To be done → Show all lines from the listing below that contain "méthode".

####################

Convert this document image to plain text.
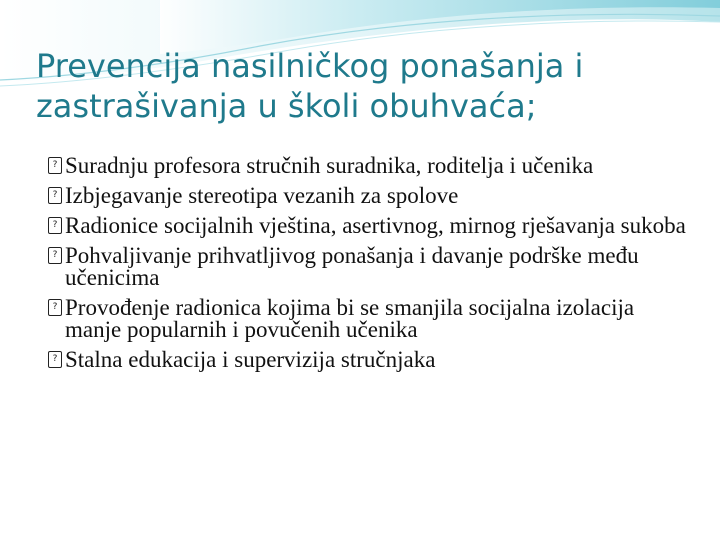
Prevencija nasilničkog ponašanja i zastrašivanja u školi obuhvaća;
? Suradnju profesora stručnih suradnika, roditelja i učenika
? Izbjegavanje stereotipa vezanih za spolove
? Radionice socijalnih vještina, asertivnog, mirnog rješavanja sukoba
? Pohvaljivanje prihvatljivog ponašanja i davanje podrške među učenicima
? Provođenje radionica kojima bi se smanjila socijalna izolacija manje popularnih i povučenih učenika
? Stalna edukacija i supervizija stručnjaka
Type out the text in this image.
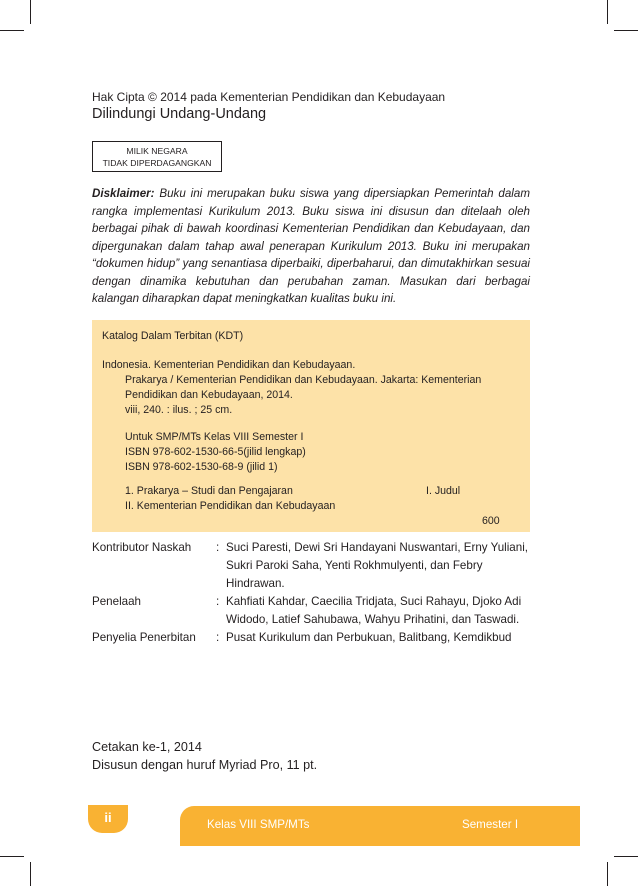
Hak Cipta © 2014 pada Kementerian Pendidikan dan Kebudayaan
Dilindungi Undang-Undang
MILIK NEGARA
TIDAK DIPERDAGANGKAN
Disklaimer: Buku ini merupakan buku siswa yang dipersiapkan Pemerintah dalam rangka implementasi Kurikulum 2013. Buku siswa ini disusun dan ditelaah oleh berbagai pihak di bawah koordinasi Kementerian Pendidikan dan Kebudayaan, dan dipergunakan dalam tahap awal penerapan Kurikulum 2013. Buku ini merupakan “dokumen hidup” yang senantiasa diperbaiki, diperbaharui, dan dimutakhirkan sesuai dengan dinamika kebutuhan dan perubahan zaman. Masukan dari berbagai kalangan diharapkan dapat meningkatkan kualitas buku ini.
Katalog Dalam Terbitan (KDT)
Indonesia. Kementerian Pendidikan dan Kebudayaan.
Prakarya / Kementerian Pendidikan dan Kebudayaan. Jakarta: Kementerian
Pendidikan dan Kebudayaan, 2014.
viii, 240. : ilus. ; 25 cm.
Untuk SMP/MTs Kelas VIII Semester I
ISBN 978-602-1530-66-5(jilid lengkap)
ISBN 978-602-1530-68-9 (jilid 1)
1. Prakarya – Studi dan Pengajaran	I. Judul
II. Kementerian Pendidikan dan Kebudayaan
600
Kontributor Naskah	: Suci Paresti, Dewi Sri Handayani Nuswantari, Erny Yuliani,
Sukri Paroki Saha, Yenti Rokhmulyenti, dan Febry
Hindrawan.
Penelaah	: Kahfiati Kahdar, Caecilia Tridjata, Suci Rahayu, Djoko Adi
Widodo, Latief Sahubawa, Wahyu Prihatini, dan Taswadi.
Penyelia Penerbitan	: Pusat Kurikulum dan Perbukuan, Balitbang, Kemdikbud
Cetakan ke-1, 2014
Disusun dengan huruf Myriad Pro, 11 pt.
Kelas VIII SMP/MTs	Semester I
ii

####################

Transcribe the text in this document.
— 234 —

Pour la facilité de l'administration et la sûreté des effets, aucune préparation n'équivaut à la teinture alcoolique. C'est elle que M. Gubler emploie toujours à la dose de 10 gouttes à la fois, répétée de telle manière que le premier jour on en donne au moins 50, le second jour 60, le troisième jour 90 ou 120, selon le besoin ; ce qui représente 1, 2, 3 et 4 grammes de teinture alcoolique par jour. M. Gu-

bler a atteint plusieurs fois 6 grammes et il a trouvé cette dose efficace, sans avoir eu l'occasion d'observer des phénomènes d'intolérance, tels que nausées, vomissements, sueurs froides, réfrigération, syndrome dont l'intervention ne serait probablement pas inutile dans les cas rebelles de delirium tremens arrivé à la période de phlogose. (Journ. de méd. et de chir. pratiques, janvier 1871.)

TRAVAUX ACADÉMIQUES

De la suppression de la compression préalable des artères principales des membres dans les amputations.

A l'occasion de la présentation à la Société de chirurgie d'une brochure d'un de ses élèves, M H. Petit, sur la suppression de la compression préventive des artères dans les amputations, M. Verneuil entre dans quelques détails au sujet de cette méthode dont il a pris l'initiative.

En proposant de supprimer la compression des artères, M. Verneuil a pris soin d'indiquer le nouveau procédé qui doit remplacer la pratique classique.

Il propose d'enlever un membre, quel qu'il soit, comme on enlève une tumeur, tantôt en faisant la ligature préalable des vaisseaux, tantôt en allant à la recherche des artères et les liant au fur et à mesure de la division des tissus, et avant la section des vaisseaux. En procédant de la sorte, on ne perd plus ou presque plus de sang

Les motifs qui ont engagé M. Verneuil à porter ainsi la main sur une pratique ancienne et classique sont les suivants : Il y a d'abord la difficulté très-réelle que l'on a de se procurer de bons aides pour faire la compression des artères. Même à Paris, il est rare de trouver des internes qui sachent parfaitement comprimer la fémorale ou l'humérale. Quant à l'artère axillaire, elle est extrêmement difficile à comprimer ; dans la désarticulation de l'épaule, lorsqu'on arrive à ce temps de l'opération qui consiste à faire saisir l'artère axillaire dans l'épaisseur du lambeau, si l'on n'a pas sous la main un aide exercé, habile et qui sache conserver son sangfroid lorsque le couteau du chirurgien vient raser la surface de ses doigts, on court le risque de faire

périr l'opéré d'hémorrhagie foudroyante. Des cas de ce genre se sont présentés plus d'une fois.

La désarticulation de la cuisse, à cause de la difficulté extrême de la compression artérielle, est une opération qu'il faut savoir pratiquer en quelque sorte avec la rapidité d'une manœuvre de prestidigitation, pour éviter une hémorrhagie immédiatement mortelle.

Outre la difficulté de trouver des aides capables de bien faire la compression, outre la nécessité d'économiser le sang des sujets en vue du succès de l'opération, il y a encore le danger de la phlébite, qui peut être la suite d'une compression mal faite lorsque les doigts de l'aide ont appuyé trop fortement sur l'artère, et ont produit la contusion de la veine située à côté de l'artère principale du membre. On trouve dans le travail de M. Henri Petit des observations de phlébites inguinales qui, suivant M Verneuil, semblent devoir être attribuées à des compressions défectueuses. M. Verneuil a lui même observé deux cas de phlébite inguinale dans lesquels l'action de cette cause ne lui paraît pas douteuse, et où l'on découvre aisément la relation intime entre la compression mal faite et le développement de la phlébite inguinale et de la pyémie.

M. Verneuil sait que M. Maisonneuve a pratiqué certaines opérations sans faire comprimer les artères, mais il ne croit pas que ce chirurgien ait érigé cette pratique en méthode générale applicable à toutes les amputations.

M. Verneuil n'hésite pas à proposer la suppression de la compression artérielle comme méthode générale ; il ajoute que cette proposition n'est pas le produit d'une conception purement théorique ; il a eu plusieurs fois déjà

####################

Worked solution →
A l'occasion de la présentation à la Société de chirurgie d'une brochure d'un de ses élèves, M H. Petit, sur la suppression de la compression préventive des artères dans les amputations, M. Verneuil entre dans quelques détails au sujet de cette méthode dont il a pris l'initiative.
M. Verneuil sait que M. Maisonneuve a pratiqué certaines opérations sans faire comprimer les artères, mais il ne croit pas que ce chirurgien ait érigé cette pratique en méthode générale applicable à toutes les amputations.
M. Verneuil n'hésite pas à proposer la suppression de la compression artérielle comme méthode générale ; il ajoute que cette proposition n'est pas le produit d'une conception purement théorique ; il a eu plusieurs fois déjà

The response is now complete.